Task statement
Copy out every row below that contains the string "default", matching case exactly.

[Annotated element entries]
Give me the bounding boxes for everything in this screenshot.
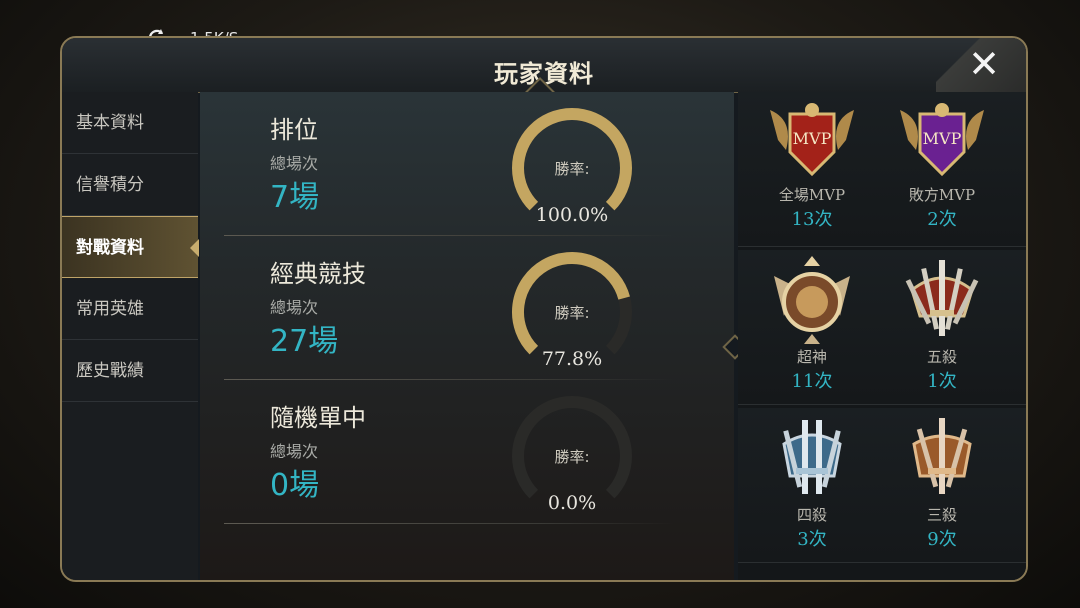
achievement-count: 2次 <box>927 209 957 230</box>
mode-name: 經典競技 <box>270 260 366 288</box>
win-rate-value: 0.0% <box>547 492 597 514</box>
achievement-group-godlike: 超神 11次 五殺 1次 <box>738 250 1026 405</box>
achievement-name: 敗方MVP <box>908 186 976 204</box>
svg-text:MVP: MVP <box>793 129 832 148</box>
achievement-group-kills: 四殺 3次 三殺 9次 <box>738 408 1026 563</box>
sidebar-item-common-heroes[interactable]: 常用英雄 <box>62 278 198 340</box>
mode-row-random-mid: 隨機單中 總場次 0場 勝率: 0.0% <box>200 380 734 524</box>
achievement-name: 三殺 <box>926 506 957 524</box>
sidebar-item-label: 歷史戰績 <box>76 361 144 381</box>
achievement-name: 全場MVP <box>778 186 846 204</box>
sidebar-item-match-history[interactable]: 歷史戰績 <box>62 340 198 402</box>
achievement-name: 四殺 <box>796 506 827 524</box>
achievement-group-mvp: MVP 全場MVP 13次 MVP 敗方MVP 2次 <box>738 92 1026 247</box>
achievement-godlike[interactable]: 超神 11次 <box>752 256 872 393</box>
achievement-losing-mvp[interactable]: MVP 敗方MVP 2次 <box>882 100 1002 231</box>
achievement-quadra-kill[interactable]: 四殺 3次 <box>752 414 872 551</box>
total-matches-count: 0場 <box>270 468 320 503</box>
achievement-penta-kill[interactable]: 五殺 1次 <box>882 256 1002 393</box>
achievement-panel: MVP 全場MVP 13次 MVP 敗方MVP 2次 超神 11次 五殺 1次 … <box>738 92 1026 580</box>
achievement-count: 1次 <box>927 371 957 392</box>
achievement-count: 9次 <box>927 529 957 550</box>
sidebar-item-label: 對戰資料 <box>76 238 144 258</box>
sidebar-item-label: 常用英雄 <box>76 299 144 319</box>
achievement-count: 11次 <box>791 371 833 392</box>
win-rate-value: 100.0% <box>535 204 609 226</box>
three-swords-icon <box>912 418 972 494</box>
mvp-purple-badge-icon: MVP <box>900 103 984 177</box>
total-matches-label: 總場次 <box>270 442 319 461</box>
mode-row-classic: 經典競技 總場次 27場 勝率: 77.8% <box>200 236 734 380</box>
win-rate-label: 勝率: <box>554 160 590 178</box>
achievement-mvp[interactable]: MVP 全場MVP 13次 <box>752 100 872 231</box>
mode-stats-list[interactable]: 排位 總場次 7場 勝率: 100.0% 經典競技 總場次 27場 勝率: 77… <box>200 92 734 580</box>
player-data-window: 玩家資料 ✕ 基本資料 信譽積分 對戰資料 常用英雄 歷史戰績 排位 總場次 7… <box>60 36 1028 582</box>
win-rate-gauge: 勝率: 0.0% <box>510 394 634 518</box>
close-icon: ✕ <box>968 42 1000 86</box>
total-matches-label: 總場次 <box>270 154 319 173</box>
sidebar-item-credit-score[interactable]: 信譽積分 <box>62 154 198 216</box>
four-swords-icon <box>782 420 842 494</box>
mode-name: 隨機單中 <box>270 404 366 432</box>
win-rate-label: 勝率: <box>554 304 590 322</box>
sidebar-item-battle-data[interactable]: 對戰資料 <box>62 216 199 278</box>
win-rate-gauge: 勝率: 77.8% <box>510 250 634 374</box>
sidebar-item-label: 基本資料 <box>76 113 144 133</box>
sidebar-item-label: 信譽積分 <box>76 175 144 195</box>
achievement-name: 超神 <box>796 348 827 366</box>
win-rate-gauge: 勝率: 100.0% <box>510 106 634 230</box>
five-swords-icon <box>905 260 979 336</box>
sidebar: 基本資料 信譽積分 對戰資料 常用英雄 歷史戰績 <box>62 92 199 580</box>
win-rate-value: 77.8% <box>541 348 603 370</box>
sidebar-item-basic-info[interactable]: 基本資料 <box>62 92 198 154</box>
mode-row-ranked: 排位 總場次 7場 勝率: 100.0% <box>200 92 734 236</box>
lion-crest-icon <box>774 256 850 344</box>
mvp-red-badge-icon: MVP <box>770 103 854 177</box>
mode-name: 排位 <box>270 116 318 144</box>
total-matches-label: 總場次 <box>270 298 319 317</box>
win-rate-label: 勝率: <box>554 448 590 466</box>
close-button[interactable]: ✕ <box>936 38 1026 92</box>
total-matches-count: 7場 <box>270 180 320 215</box>
svg-text:MVP: MVP <box>923 129 962 148</box>
total-matches-count: 27場 <box>270 324 339 359</box>
achievement-name: 五殺 <box>926 348 957 366</box>
achievement-triple-kill[interactable]: 三殺 9次 <box>882 414 1002 551</box>
achievement-count: 13次 <box>791 209 833 230</box>
achievement-count: 3次 <box>797 529 827 550</box>
row-divider <box>224 523 674 524</box>
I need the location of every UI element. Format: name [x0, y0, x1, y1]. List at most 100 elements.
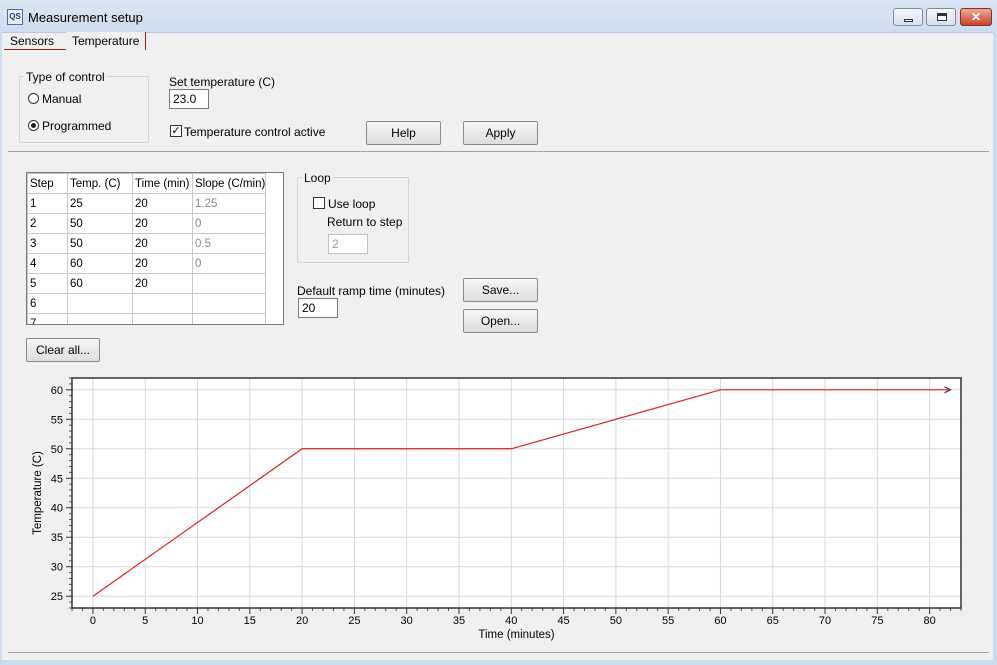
table-cell[interactable]	[191, 273, 267, 294]
table-cell[interactable]	[132, 293, 193, 314]
default-ramp-label: Default ramp time (minutes)	[297, 284, 446, 298]
manual-label[interactable]: Manual	[42, 92, 81, 106]
table-cell[interactable]: 50	[67, 233, 133, 254]
table-row[interactable]: 5 60 20	[27, 273, 267, 294]
step-number-cell: 1	[27, 193, 68, 214]
table-cell[interactable]: 0	[191, 213, 267, 234]
x-tick-label: 25	[348, 615, 360, 627]
table-row[interactable]: 6	[27, 293, 267, 314]
table-cell[interactable]	[191, 293, 267, 314]
y-tick-label: 25	[51, 591, 63, 603]
x-tick-label: 70	[819, 615, 831, 627]
maximize-icon	[937, 13, 947, 21]
table-cell[interactable]	[132, 313, 193, 324]
y-axis-label: Temperature (C)	[32, 451, 44, 535]
table-row[interactable]: 7	[27, 313, 267, 324]
chart-svg: 0 5 10 15 20 25 30 35 40 45 50 55 60 65 70 75 80 25 30 35 40…	[32, 377, 962, 641]
x-tick-label: 5	[142, 615, 148, 627]
plot-area	[72, 378, 961, 608]
y-tick-label: 40	[51, 503, 63, 515]
window-frame-left	[0, 32, 2, 665]
clear-all-button[interactable]: Clear all...	[26, 338, 100, 362]
programmed-radio[interactable]	[28, 120, 39, 131]
step-number-cell: 5	[27, 273, 68, 294]
return-to-step-input: 2	[328, 234, 368, 254]
table-header-cell: Time (min)	[132, 173, 193, 194]
open-button[interactable]: Open...	[463, 309, 538, 333]
title-bar: QS Measurement setup ✕	[0, 0, 997, 33]
table-cell[interactable]: 0.5	[191, 233, 267, 254]
set-temperature-label: Set temperature (C)	[169, 75, 276, 89]
set-temperature-input[interactable]: 23.0	[169, 89, 209, 109]
table-cell[interactable]	[67, 313, 133, 324]
table-row[interactable]: 3 50 20 0.5	[27, 233, 267, 254]
step-number-cell: 2	[27, 213, 68, 234]
table-cell[interactable]: 1.25	[191, 193, 267, 214]
maximize-button[interactable]	[926, 8, 956, 26]
table-cell[interactable]: 20	[132, 213, 193, 234]
step-number-cell: 3	[27, 233, 68, 254]
save-button[interactable]: Save...	[463, 278, 538, 302]
y-tick-label: 60	[51, 385, 63, 397]
x-tick-label: 80	[923, 615, 935, 627]
help-button[interactable]: Help	[366, 121, 441, 145]
x-tick-label: 75	[871, 615, 883, 627]
table-cell[interactable]: 0	[191, 253, 267, 274]
close-icon: ✕	[970, 10, 982, 24]
table-cell[interactable]: 50	[67, 213, 133, 234]
table-header-cell: Slope (C/min)	[191, 173, 267, 194]
table-cell[interactable]	[191, 313, 267, 324]
temperature-control-label[interactable]: Temperature control active	[184, 125, 325, 139]
table-row[interactable]: 1 25 20 1.25	[27, 193, 267, 214]
table-row[interactable]: 4 60 20 0	[27, 253, 267, 274]
table-cell[interactable]: 25	[67, 193, 133, 214]
window-frame-bottom	[0, 660, 997, 665]
programmed-label[interactable]: Programmed	[42, 119, 111, 133]
manual-radio[interactable]	[28, 93, 39, 104]
y-tick-label: 55	[51, 414, 63, 426]
x-tick-label: 10	[191, 615, 203, 627]
apply-button[interactable]: Apply	[463, 121, 538, 145]
use-loop-label[interactable]: Use loop	[328, 197, 375, 211]
return-to-step-label: Return to step	[327, 215, 403, 229]
table-cell[interactable]: 60	[67, 253, 133, 274]
table-cell[interactable]: 20	[132, 193, 193, 214]
x-tick-label: 45	[557, 615, 569, 627]
table-row[interactable]: 2 50 20 0	[27, 213, 267, 234]
checkmark-icon: ✓	[171, 125, 181, 137]
table-cell[interactable]: 60	[67, 273, 133, 294]
x-tick-label: 65	[767, 615, 779, 627]
x-tick-label: 15	[244, 615, 256, 627]
table-cell[interactable]	[67, 293, 133, 314]
program-table[interactable]: Step Temp. (C) Time (min) Slope (C/min) 1 25…	[26, 172, 284, 325]
table-header-cell: Step	[27, 173, 68, 194]
window-title: Measurement setup	[28, 10, 143, 25]
default-ramp-input[interactable]: 20	[298, 298, 338, 318]
temperature-control-checkbox[interactable]: ✓	[170, 125, 182, 137]
y-tick-label: 45	[51, 473, 63, 485]
x-tick-label: 35	[453, 615, 465, 627]
tab-temperature[interactable]: Temperature	[66, 32, 146, 50]
tab-sensors[interactable]: Sensors	[4, 32, 66, 50]
y-tick-label: 35	[51, 532, 63, 544]
x-tick-label: 50	[610, 615, 622, 627]
x-tick-label: 60	[714, 615, 726, 627]
table-cell[interactable]: 20	[132, 233, 193, 254]
x-tick-label: 0	[90, 615, 96, 627]
temperature-program-chart: 0 5 10 15 20 25 30 35 40 45 50 55 60 65 70 75 80 25 30 35 40…	[26, 372, 970, 644]
use-loop-checkbox[interactable]	[313, 197, 325, 209]
table-header-cell: Temp. (C)	[67, 173, 133, 194]
step-number-cell: 4	[27, 253, 68, 274]
x-tick-label: 30	[401, 615, 413, 627]
step-number-cell: 7	[27, 313, 68, 324]
table-cell[interactable]: 20	[132, 273, 193, 294]
y-tick-label: 50	[51, 444, 63, 456]
app-icon: QS	[7, 9, 23, 25]
step-number-cell: 6	[27, 293, 68, 314]
y-tick-label: 30	[51, 562, 63, 574]
x-axis-label: Time (minutes)	[478, 629, 554, 641]
close-button[interactable]: ✕	[960, 8, 992, 26]
section-divider	[8, 151, 989, 152]
table-cell[interactable]: 20	[132, 253, 193, 274]
minimize-button[interactable]	[893, 8, 923, 26]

Response for this exercise
default-ramp-label: Default ramp time (minutes)	[297, 284, 446, 298]
default-ramp-input[interactable]: 20	[298, 298, 338, 318]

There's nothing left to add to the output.